Items from a dataset
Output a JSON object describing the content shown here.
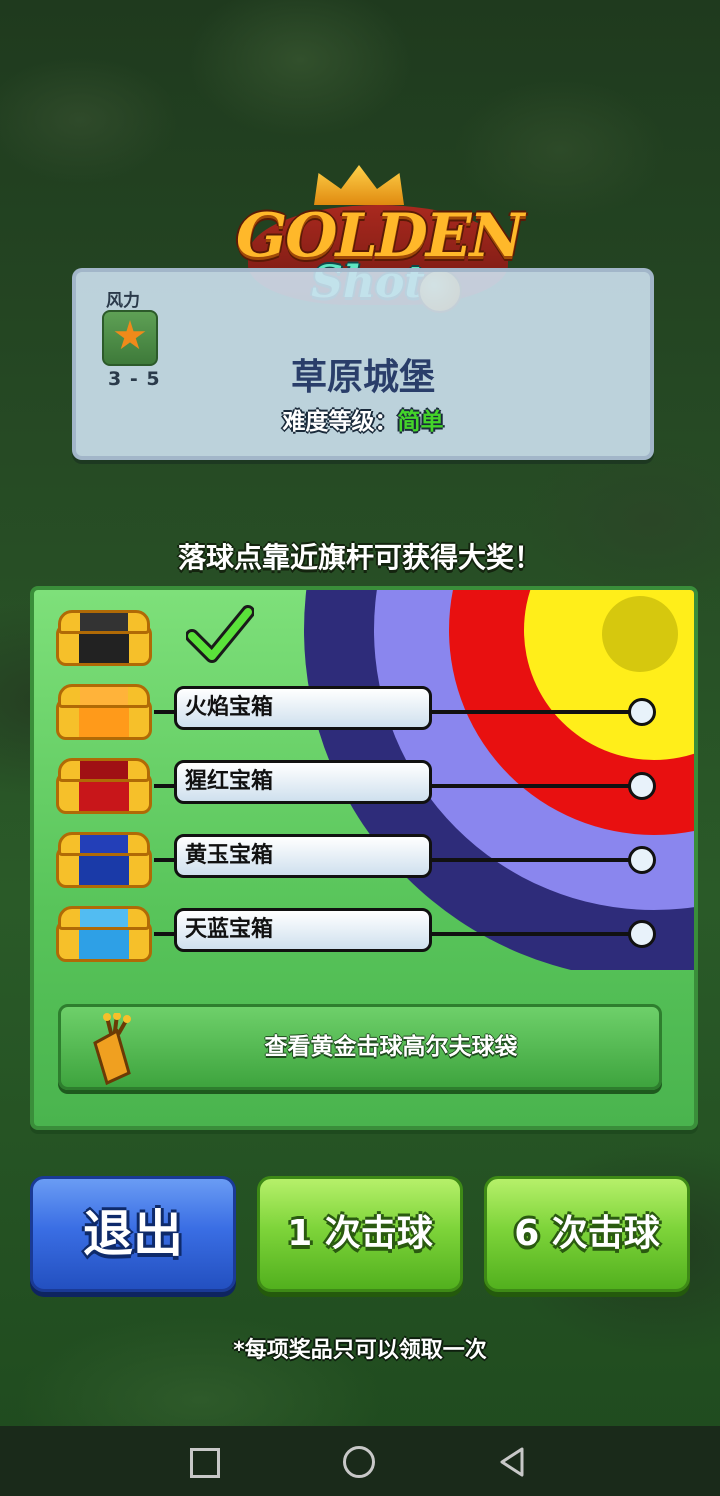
{
  "logo": {
    "line1": "GOLDEN",
    "line2": "Shot"
  },
  "course": {
    "wind_label": "风力",
    "wind_range": "3 - 5",
    "name": "草原城堡",
    "difficulty_label": "难度等级：",
    "difficulty_value": "简单"
  },
  "headline": "落球点靠近旗杆可获得大奖！",
  "rewards": [
    {
      "label": "",
      "claimed": true,
      "chest": "black-chest-icon"
    },
    {
      "label": "火焰宝箱",
      "claimed": false,
      "chest": "fire-chest-icon"
    },
    {
      "label": "猩红宝箱",
      "claimed": false,
      "chest": "scarlet-chest-icon"
    },
    {
      "label": "黄玉宝箱",
      "claimed": false,
      "chest": "topaz-chest-icon"
    },
    {
      "label": "天蓝宝箱",
      "claimed": false,
      "chest": "sky-blue-chest-icon"
    }
  ],
  "bag_button": {
    "label": "查看黄金击球高尔夫球袋",
    "icon": "golf-bag-icon"
  },
  "buttons": {
    "exit": "退出",
    "one_shot": "1 次击球",
    "six_shots": "6 次击球"
  },
  "footnote": "*每项奖品只可以领取一次",
  "colors": {
    "target_yellow": "#ffee1a",
    "target_red": "#e81010",
    "target_lavender": "#8a86ee",
    "target_navy": "#2e2c7a",
    "panel_green": "#58c45a",
    "difficulty_easy": "#44d42a",
    "exit_blue": "#3a6ee4",
    "shot_green": "#7ed43a"
  }
}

What the exercise asks. Among the lines of the material, find those that hold the word "icon" and copy them.

Result for this task.
      "chest": "black-chest-icon"
      "chest": "fire-chest-icon"
      "chest": "scarlet-chest-icon"
      "chest": "topaz-chest-icon"
      "chest": "sky-blue-chest-icon"
    "icon": "golf-bag-icon"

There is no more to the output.